- **Provided records**:

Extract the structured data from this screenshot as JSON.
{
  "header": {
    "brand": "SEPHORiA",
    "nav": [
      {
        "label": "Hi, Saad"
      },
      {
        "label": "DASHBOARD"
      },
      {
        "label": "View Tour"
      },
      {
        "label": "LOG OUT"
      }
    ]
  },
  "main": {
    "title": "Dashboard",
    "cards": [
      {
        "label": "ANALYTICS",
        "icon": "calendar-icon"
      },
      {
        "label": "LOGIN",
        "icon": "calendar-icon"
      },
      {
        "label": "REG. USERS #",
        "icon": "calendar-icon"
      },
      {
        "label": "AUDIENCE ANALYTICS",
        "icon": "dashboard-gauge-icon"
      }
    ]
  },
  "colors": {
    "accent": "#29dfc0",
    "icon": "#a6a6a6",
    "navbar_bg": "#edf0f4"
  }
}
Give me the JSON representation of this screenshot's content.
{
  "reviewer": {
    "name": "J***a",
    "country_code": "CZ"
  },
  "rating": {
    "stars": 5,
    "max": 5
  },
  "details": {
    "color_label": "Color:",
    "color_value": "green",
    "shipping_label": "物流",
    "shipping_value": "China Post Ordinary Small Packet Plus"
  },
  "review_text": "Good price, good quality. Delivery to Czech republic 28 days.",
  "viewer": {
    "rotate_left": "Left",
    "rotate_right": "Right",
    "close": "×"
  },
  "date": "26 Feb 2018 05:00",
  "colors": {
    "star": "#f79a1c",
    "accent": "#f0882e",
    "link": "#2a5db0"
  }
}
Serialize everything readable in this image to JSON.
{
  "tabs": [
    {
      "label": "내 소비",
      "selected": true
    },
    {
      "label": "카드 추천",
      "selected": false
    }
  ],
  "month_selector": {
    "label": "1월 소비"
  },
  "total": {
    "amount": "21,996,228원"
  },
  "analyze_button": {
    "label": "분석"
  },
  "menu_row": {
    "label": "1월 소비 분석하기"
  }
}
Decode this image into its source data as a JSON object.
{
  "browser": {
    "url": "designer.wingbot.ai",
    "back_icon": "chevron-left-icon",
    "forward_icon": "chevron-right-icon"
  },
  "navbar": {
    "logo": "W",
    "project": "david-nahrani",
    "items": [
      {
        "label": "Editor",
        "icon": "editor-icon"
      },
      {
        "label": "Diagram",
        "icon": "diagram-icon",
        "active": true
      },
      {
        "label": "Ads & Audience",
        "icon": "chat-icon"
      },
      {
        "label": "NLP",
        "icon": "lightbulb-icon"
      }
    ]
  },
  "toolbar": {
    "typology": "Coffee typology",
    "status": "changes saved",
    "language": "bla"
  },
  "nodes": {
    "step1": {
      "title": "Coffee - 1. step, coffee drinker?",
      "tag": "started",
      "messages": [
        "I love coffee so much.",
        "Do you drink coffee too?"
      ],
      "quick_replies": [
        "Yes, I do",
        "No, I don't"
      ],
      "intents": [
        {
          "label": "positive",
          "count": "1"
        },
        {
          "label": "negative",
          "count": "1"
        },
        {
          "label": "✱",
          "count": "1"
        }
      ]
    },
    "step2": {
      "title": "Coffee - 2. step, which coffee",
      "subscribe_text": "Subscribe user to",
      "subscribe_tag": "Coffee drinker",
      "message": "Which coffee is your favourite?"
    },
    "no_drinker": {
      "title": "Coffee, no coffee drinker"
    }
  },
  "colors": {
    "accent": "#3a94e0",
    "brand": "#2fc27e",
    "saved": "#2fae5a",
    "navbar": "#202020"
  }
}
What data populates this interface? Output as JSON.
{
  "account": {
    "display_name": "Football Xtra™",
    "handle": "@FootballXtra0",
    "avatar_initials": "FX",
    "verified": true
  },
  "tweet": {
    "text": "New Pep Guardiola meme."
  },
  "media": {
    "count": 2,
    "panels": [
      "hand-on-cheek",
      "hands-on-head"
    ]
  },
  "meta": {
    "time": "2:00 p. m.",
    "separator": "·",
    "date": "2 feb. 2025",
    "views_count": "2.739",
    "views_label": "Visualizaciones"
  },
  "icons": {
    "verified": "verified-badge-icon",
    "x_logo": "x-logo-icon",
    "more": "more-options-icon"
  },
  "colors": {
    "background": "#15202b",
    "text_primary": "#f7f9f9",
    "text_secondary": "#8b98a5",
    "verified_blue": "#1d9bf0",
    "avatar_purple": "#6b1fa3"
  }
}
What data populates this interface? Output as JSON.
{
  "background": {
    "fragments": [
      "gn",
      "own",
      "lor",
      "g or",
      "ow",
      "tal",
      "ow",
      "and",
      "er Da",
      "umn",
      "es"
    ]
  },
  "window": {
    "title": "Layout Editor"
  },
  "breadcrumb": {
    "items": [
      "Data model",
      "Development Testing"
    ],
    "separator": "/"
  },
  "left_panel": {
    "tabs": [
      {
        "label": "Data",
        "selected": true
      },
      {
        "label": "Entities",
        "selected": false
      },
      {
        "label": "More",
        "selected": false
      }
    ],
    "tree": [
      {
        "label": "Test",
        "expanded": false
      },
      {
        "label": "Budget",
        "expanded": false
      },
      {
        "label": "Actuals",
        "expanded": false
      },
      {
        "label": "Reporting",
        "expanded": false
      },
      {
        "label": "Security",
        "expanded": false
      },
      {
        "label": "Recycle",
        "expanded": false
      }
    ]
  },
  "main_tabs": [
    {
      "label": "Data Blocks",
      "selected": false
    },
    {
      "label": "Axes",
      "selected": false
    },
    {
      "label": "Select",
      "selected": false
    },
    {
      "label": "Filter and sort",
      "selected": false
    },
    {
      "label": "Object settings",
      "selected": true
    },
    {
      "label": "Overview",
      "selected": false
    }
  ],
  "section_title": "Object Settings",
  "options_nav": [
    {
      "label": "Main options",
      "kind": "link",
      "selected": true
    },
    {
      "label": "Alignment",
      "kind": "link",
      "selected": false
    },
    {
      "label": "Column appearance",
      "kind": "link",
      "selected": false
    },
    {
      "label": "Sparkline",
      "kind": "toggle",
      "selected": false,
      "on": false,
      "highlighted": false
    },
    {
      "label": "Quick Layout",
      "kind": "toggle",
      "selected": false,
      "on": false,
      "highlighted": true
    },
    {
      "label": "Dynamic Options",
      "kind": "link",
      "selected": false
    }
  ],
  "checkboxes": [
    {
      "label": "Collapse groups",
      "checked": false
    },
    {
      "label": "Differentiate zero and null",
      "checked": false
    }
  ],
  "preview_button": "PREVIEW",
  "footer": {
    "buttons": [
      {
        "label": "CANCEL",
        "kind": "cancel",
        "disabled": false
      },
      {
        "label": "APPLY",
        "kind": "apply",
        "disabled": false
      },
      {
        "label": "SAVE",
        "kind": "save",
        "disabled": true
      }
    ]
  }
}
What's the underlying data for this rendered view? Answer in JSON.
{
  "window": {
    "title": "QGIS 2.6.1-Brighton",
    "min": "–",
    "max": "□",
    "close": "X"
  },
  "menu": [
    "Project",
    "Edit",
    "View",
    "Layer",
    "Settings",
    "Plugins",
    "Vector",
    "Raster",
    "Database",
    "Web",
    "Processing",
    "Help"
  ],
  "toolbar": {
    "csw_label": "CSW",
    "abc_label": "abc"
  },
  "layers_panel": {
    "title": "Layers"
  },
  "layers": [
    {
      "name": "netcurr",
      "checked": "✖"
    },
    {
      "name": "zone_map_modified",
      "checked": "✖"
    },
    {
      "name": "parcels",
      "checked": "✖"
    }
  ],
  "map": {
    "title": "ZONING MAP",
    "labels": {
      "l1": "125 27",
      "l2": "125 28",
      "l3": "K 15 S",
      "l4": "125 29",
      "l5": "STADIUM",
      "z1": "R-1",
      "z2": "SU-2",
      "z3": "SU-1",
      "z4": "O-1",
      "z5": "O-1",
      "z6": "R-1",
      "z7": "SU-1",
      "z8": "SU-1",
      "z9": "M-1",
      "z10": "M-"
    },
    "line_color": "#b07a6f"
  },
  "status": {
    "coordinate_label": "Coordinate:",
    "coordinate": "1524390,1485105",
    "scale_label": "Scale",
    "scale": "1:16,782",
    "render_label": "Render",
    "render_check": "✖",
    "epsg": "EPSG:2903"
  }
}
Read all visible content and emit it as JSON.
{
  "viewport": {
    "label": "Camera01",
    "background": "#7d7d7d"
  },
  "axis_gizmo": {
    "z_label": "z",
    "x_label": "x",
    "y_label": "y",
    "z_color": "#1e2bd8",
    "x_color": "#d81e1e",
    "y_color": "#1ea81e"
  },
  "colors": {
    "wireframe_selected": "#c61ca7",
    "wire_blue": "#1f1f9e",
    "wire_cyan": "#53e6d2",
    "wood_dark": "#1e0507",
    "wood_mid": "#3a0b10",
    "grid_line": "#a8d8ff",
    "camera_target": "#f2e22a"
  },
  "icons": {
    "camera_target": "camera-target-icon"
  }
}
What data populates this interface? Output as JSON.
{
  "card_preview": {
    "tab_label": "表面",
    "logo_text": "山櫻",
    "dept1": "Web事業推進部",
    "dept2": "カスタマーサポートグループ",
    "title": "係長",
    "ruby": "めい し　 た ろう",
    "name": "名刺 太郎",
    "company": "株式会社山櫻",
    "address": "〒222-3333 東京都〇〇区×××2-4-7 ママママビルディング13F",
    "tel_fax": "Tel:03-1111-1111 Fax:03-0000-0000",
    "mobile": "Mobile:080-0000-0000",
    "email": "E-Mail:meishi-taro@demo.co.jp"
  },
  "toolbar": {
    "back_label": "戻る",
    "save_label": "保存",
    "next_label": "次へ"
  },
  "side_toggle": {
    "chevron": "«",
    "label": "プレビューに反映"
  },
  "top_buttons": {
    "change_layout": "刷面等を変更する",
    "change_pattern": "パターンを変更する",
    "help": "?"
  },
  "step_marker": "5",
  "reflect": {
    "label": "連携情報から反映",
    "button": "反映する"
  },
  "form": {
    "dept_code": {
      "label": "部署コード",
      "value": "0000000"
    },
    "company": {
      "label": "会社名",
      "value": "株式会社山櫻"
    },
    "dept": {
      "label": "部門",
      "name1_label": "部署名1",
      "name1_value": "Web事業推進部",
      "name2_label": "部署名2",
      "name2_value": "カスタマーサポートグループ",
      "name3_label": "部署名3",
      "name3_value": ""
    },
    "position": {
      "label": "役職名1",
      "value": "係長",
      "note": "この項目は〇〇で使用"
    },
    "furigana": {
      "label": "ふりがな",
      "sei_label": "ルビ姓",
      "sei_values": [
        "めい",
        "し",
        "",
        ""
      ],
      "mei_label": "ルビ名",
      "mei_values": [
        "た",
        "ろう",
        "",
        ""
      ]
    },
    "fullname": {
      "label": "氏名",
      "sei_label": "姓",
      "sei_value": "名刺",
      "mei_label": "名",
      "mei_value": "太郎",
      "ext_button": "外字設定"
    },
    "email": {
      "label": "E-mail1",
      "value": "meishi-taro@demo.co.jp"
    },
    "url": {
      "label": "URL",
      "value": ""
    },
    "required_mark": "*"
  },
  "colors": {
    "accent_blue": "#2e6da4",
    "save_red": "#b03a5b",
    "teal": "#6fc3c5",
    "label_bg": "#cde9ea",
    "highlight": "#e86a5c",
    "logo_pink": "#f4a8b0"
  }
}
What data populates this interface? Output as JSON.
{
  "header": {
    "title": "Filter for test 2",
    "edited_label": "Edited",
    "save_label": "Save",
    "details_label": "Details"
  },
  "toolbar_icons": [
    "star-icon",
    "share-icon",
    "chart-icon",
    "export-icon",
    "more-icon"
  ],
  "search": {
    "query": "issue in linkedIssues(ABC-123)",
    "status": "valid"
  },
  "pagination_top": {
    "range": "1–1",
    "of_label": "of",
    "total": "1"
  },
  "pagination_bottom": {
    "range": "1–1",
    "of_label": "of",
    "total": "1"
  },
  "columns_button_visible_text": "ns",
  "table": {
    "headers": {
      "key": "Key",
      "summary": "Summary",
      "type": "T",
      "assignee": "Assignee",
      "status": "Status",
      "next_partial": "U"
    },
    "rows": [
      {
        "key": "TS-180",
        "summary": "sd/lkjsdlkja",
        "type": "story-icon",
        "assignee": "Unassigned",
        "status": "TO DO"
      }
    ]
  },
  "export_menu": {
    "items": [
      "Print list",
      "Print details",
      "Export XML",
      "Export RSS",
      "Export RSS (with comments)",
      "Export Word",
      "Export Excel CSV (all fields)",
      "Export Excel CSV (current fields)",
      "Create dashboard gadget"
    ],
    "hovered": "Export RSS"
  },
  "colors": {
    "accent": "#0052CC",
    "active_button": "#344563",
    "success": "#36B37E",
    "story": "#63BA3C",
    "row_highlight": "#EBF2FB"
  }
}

- **Written instruction**: Collect each line containing the string "ANALYTICS".

- **The completed task**:
        "label": "ANALYTICS",
        "label": "AUDIENCE ANALYTICS",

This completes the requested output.